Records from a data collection
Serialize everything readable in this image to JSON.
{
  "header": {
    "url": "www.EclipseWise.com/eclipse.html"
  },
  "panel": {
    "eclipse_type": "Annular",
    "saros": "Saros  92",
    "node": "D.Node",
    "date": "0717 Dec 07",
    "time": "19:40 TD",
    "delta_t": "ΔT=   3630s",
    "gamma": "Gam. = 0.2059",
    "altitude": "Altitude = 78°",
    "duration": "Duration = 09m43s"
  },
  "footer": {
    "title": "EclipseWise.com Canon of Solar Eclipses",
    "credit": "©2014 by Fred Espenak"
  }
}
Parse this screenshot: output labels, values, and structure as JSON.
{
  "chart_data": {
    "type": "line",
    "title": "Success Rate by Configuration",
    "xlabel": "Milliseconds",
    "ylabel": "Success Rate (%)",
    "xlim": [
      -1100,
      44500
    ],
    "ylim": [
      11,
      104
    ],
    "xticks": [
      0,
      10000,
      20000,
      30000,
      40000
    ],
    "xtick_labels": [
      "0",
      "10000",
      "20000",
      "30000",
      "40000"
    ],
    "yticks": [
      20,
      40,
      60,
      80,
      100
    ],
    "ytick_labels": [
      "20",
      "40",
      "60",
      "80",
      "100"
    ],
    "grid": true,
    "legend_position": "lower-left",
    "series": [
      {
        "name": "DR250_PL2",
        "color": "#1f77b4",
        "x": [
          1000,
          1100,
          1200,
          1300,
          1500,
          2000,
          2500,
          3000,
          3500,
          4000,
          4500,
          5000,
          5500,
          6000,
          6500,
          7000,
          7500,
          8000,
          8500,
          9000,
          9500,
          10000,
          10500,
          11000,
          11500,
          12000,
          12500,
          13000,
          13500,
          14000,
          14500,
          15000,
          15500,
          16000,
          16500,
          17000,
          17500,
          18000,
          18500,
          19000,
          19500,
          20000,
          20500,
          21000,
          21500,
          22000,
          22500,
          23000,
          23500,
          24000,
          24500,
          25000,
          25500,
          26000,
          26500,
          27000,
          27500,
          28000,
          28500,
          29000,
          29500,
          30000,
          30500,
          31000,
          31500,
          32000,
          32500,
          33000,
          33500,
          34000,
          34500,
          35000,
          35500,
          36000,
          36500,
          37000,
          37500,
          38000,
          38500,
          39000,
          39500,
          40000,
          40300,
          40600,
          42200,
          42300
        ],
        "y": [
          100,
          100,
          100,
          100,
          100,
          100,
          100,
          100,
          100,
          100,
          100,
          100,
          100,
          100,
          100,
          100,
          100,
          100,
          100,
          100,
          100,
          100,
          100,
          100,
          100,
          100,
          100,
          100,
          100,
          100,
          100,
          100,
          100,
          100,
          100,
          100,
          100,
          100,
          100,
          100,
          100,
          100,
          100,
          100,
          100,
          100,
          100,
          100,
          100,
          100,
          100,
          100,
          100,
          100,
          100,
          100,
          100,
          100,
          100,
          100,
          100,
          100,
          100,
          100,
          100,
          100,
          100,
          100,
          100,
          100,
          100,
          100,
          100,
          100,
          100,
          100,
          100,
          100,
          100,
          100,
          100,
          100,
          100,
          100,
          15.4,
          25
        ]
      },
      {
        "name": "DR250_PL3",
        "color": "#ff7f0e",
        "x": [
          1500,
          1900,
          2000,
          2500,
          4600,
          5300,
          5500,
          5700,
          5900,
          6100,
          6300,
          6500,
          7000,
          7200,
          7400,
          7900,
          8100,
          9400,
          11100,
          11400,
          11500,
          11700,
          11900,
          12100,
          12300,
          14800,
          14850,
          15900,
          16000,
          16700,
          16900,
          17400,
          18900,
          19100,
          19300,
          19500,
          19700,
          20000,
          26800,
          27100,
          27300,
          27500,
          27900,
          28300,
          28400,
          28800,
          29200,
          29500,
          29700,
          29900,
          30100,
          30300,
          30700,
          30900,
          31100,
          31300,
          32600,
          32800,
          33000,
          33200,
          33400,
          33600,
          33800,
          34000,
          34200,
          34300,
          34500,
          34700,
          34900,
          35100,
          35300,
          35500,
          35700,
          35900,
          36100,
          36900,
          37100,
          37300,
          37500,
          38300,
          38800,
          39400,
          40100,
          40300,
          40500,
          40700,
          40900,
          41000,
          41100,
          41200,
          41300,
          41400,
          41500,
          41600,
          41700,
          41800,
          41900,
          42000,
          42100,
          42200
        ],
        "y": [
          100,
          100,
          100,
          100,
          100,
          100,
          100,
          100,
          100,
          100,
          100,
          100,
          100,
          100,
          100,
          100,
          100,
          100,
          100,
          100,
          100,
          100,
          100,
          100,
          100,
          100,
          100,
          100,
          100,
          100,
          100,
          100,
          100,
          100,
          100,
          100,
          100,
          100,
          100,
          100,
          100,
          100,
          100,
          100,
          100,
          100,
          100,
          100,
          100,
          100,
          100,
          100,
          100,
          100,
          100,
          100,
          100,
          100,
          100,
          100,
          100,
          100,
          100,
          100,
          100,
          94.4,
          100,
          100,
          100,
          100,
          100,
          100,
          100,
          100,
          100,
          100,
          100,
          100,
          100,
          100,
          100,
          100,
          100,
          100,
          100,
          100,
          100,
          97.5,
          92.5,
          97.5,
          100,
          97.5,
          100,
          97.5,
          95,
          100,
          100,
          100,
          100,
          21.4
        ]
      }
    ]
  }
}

## TASK STATEMENT
Transcribe all of the lines in the records precisely.

## WORKED SOLUTION
Serialize everything readable in this image to JSON.
{
  "header": {
    "url": "www.EclipseWise.com/eclipse.html"
  },
  "panel": {
    "eclipse_type": "Annular",
    "saros": "Saros  92",
    "node": "D.Node",
    "date": "0717 Dec 07",
    "time": "19:40 TD",
    "delta_t": "ΔT=   3630s",
    "gamma": "Gam. = 0.2059",
    "altitude": "Altitude = 78°",
    "duration": "Duration = 09m43s"
  },
  "footer": {
    "title": "EclipseWise.com Canon of Solar Eclipses",
    "credit": "©2014 by Fred Espenak"
  }
}
Parse this screenshot: output labels, values, and structure as JSON.
{
  "chart_data": {
    "type": "line",
    "title": "Success Rate by Configuration",
    "xlabel": "Milliseconds",
    "ylabel": "Success Rate (%)",
    "xlim": [
      -1100,
      44500
    ],
    "ylim": [
      11,
      104
    ],
    "xticks": [
      0,
      10000,
      20000,
      30000,
      40000
    ],
    "xtick_labels": [
      "0",
      "10000",
      "20000",
      "30000",
      "40000"
    ],
    "yticks": [
      20,
      40,
      60,
      80,
      100
    ],
    "ytick_labels": [
      "20",
      "40",
      "60",
      "80",
      "100"
    ],
    "grid": true,
    "legend_position": "lower-left",
    "series": [
      {
        "name": "DR250_PL2",
        "color": "#1f77b4",
        "x": [
          1000,
          1100,
          1200,
          1300,
          1500,
          2000,
          2500,
          3000,
          3500,
          4000,
          4500,
          5000,
          5500,
          6000,
          6500,
          7000,
          7500,
          8000,
          8500,
          9000,
          9500,
          10000,
          10500,
          11000,
          11500,
          12000,
          12500,
          13000,
          13500,
          14000,
          14500,
          15000,
          15500,
          16000,
          16500,
          17000,
          17500,
          18000,
          18500,
          19000,
          19500,
          20000,
          20500,
          21000,
          21500,
          22000,
          22500,
          23000,
          23500,
          24000,
          24500,
          25000,
          25500,
          26000,
          26500,
          27000,
          27500,
          28000,
          28500,
          29000,
          29500,
          30000,
          30500,
          31000,
          31500,
          32000,
          32500,
          33000,
          33500,
          34000,
          34500,
          35000,
          35500,
          36000,
          36500,
          37000,
          37500,
          38000,
          38500,
          39000,
          39500,
          40000,
          40300,
          40600,
          42200,
          42300
        ],
        "y": [
          100,
          100,
          100,
          100,
          100,
          100,
          100,
          100,
          100,
          100,
          100,
          100,
          100,
          100,
          100,
          100,
          100,
          100,
          100,
          100,
          100,
          100,
          100,
          100,
          100,
          100,
          100,
          100,
          100,
          100,
          100,
          100,
          100,
          100,
          100,
          100,
          100,
          100,
          100,
          100,
          100,
          100,
          100,
          100,
          100,
          100,
          100,
          100,
          100,
          100,
          100,
          100,
          100,
          100,
          100,
          100,
          100,
          100,
          100,
          100,
          100,
          100,
          100,
          100,
          100,
          100,
          100,
          100,
          100,
          100,
          100,
          100,
          100,
          100,
          100,
          100,
          100,
          100,
          100,
          100,
          100,
          100,
          100,
          100,
          15.4,
          25
        ]
      },
      {
        "name": "DR250_PL3",
        "color": "#ff7f0e",
        "x": [
          1500,
          1900,
          2000,
          2500,
          4600,
          5300,
          5500,
          5700,
          5900,
          6100,
          6300,
          6500,
          7000,
          7200,
          7400,
          7900,
          8100,
          9400,
          11100,
          11400,
          11500,
          11700,
          11900,
          12100,
          12300,
          14800,
          14850,
          15900,
          16000,
          16700,
          16900,
          17400,
          18900,
          19100,
          19300,
          19500,
          19700,
          20000,
          26800,
          27100,
          27300,
          27500,
          27900,
          28300,
          28400,
          28800,
          29200,
          29500,
          29700,
          29900,
          30100,
          30300,
          30700,
          30900,
          31100,
          31300,
          32600,
          32800,
          33000,
          33200,
          33400,
          33600,
          33800,
          34000,
          34200,
          34300,
          34500,
          34700,
          34900,
          35100,
          35300,
          35500,
          35700,
          35900,
          36100,
          36900,
          37100,
          37300,
          37500,
          38300,
          38800,
          39400,
          40100,
          40300,
          40500,
          40700,
          40900,
          41000,
          41100,
          41200,
          41300,
          41400,
          41500,
          41600,
          41700,
          41800,
          41900,
          42000,
          42100,
          42200
        ],
        "y": [
          100,
          100,
          100,
          100,
          100,
          100,
          100,
          100,
          100,
          100,
          100,
          100,
          100,
          100,
          100,
          100,
          100,
          100,
          100,
          100,
          100,
          100,
          100,
          100,
          100,
          100,
          100,
          100,
          100,
          100,
          100,
          100,
          100,
          100,
          100,
          100,
          100,
          100,
          100,
          100,
          100,
          100,
          100,
          100,
          100,
          100,
          100,
          100,
          100,
          100,
          100,
          100,
          100,
          100,
          100,
          100,
          100,
          100,
          100,
          100,
          100,
          100,
          100,
          100,
          100,
          94.4,
          100,
          100,
          100,
          100,
          100,
          100,
          100,
          100,
          100,
          100,
          100,
          100,
          100,
          100,
          100,
          100,
          100,
          100,
          100,
          100,
          100,
          97.5,
          92.5,
          97.5,
          100,
          97.5,
          100,
          97.5,
          95,
          100,
          100,
          100,
          100,
          21.4
        ]
      }
    ]
  }
}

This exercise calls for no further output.